Data extract start
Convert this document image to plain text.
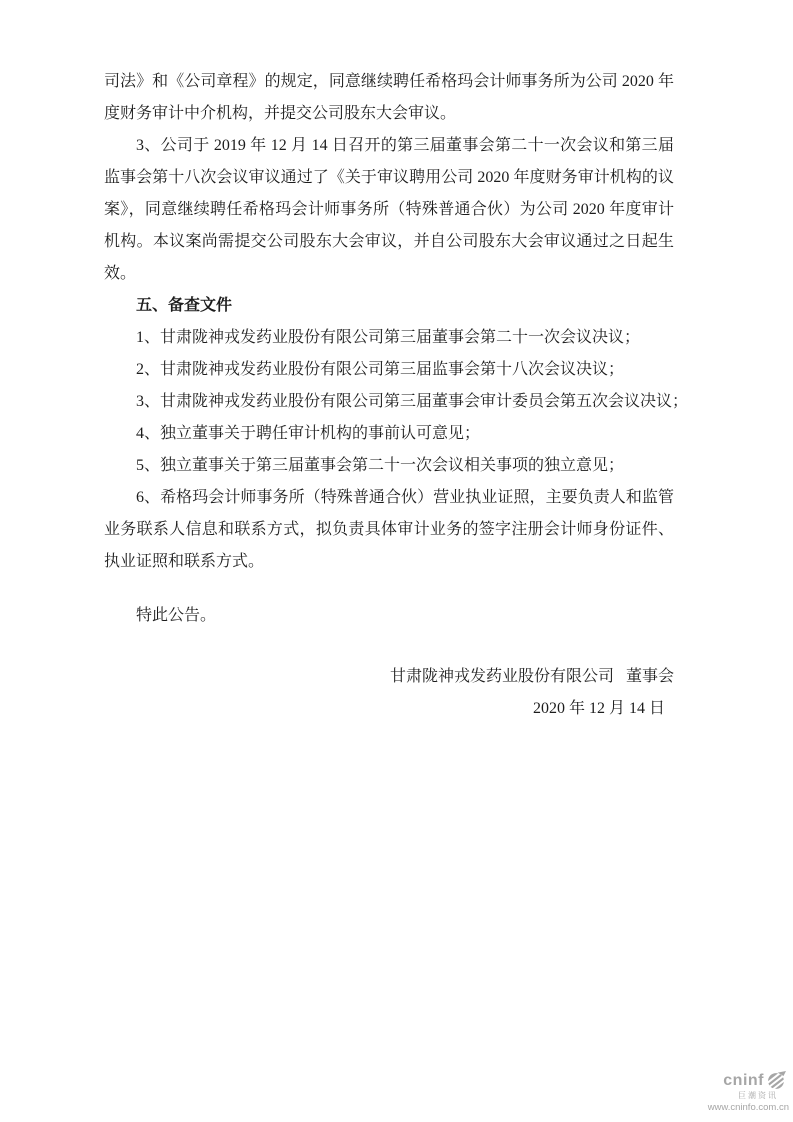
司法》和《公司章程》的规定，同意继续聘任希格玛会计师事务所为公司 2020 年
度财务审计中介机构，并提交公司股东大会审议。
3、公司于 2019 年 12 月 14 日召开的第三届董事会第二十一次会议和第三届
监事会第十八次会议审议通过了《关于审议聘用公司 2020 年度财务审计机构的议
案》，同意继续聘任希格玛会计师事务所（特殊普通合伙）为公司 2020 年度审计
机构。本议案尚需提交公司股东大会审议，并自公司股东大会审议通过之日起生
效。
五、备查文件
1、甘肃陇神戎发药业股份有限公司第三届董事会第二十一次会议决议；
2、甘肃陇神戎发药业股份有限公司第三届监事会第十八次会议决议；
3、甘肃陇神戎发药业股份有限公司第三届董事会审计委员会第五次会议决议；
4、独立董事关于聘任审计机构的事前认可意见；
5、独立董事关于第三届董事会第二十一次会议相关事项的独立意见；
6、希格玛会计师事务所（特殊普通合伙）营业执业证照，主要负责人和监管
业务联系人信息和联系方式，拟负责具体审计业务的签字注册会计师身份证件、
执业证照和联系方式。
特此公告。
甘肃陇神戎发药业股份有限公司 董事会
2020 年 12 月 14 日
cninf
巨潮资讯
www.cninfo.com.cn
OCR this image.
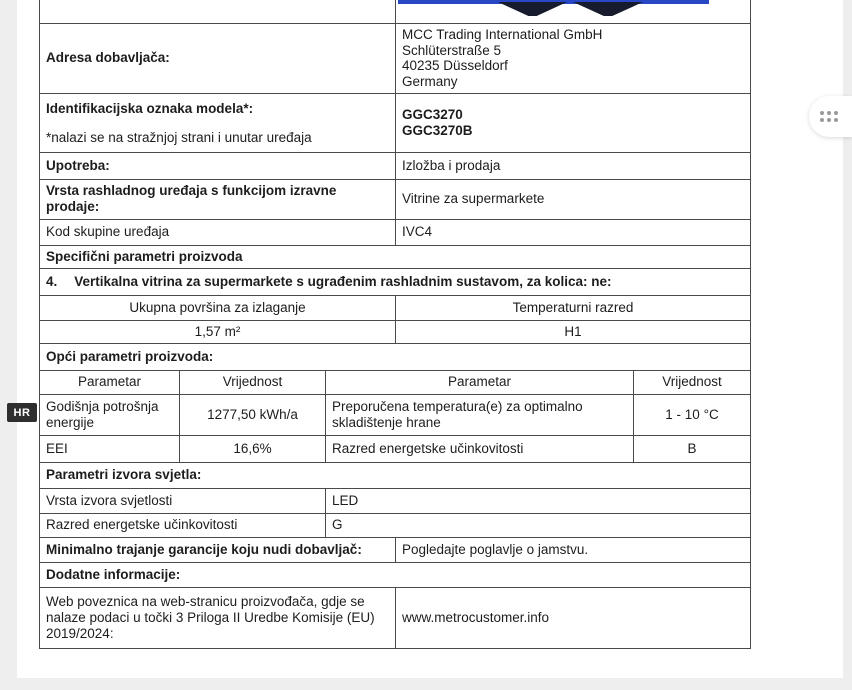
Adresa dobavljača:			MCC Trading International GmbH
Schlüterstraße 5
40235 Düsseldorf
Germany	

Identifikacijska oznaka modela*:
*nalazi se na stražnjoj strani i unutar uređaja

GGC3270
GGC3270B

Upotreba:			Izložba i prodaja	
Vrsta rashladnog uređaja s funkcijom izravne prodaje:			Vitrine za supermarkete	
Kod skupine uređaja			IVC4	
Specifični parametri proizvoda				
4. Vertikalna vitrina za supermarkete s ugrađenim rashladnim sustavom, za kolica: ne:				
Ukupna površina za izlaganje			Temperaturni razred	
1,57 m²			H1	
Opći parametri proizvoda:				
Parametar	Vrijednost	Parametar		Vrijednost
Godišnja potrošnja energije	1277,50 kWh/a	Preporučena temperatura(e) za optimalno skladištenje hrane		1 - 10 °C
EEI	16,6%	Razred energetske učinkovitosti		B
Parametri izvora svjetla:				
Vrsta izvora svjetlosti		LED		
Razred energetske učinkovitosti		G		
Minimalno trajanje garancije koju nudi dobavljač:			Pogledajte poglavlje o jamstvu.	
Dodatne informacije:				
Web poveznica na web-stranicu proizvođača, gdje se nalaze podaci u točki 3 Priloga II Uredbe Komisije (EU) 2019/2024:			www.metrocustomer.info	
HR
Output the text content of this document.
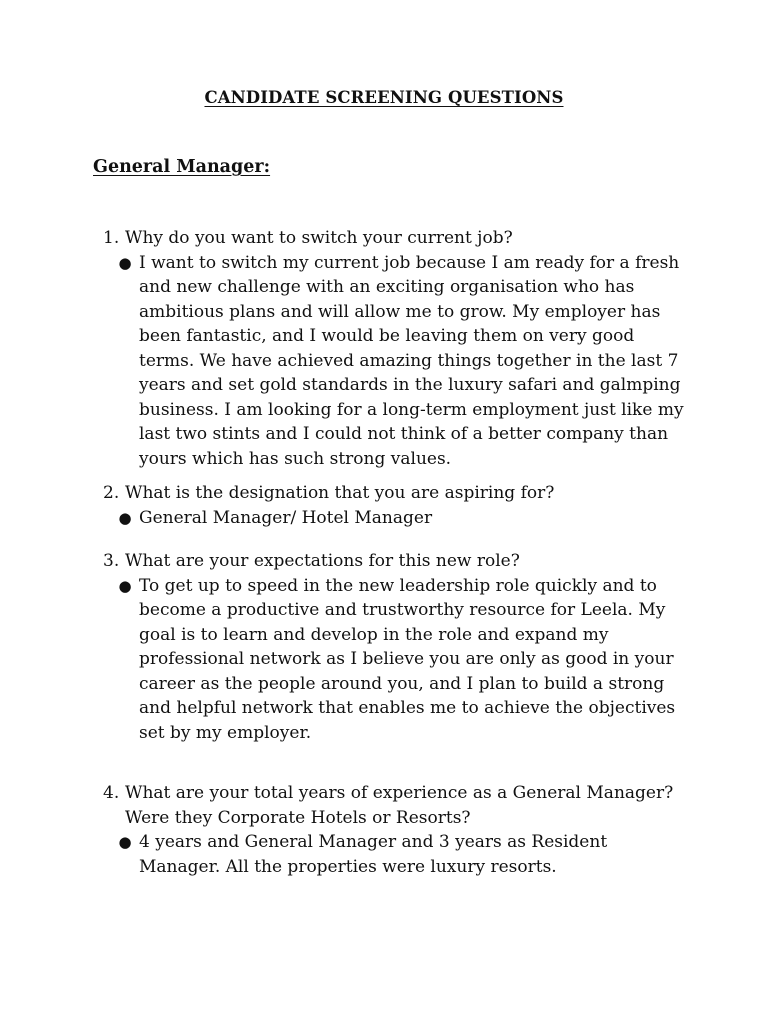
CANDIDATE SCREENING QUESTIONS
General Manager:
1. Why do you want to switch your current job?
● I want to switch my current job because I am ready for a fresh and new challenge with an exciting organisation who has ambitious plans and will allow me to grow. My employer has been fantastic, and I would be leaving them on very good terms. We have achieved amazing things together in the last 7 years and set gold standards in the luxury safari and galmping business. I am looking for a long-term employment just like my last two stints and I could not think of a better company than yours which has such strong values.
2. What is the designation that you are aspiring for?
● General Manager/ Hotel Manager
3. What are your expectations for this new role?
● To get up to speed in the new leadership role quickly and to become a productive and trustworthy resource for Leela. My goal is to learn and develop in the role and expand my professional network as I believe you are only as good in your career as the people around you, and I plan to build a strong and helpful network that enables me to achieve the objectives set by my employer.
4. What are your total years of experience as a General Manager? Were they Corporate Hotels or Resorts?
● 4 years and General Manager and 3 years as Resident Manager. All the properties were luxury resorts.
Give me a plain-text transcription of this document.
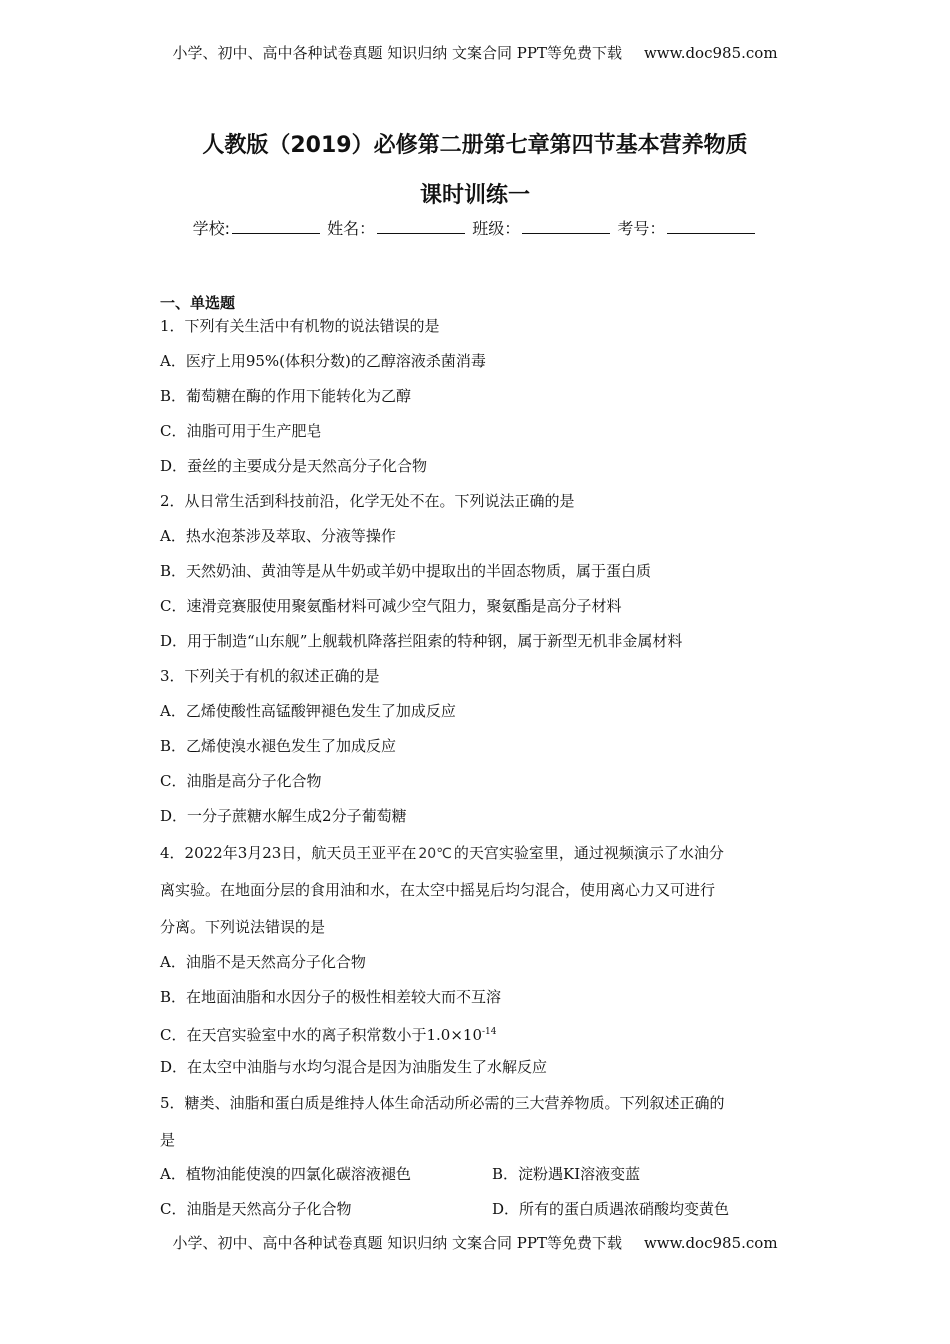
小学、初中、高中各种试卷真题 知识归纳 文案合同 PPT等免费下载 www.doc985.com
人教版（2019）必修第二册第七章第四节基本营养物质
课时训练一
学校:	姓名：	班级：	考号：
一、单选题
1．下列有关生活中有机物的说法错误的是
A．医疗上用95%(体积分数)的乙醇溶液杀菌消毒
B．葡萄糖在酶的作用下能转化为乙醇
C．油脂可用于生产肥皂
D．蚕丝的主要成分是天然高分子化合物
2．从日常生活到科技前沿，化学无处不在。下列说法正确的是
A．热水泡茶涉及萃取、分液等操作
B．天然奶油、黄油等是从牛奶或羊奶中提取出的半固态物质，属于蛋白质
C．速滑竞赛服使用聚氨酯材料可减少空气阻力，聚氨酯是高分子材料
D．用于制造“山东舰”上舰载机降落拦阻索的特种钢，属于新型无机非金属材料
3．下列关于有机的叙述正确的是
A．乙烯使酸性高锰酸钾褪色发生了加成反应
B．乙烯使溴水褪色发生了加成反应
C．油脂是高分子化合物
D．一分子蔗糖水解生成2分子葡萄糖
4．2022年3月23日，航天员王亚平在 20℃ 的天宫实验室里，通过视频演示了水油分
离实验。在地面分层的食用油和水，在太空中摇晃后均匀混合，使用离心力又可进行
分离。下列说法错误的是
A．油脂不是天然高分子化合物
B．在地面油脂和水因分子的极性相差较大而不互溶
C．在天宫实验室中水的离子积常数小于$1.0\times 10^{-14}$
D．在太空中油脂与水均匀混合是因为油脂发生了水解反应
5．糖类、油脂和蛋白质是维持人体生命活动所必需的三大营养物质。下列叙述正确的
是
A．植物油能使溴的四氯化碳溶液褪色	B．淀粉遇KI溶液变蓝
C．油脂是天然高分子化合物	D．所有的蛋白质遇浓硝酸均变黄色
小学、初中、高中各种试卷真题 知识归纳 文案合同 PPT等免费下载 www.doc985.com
Data extract end
Task to carry out:
Find the lines containing "plain" and list every one of them.

Solution for this problem:
Convert this document image to plain text.
Give me a plain-text transcription of this document.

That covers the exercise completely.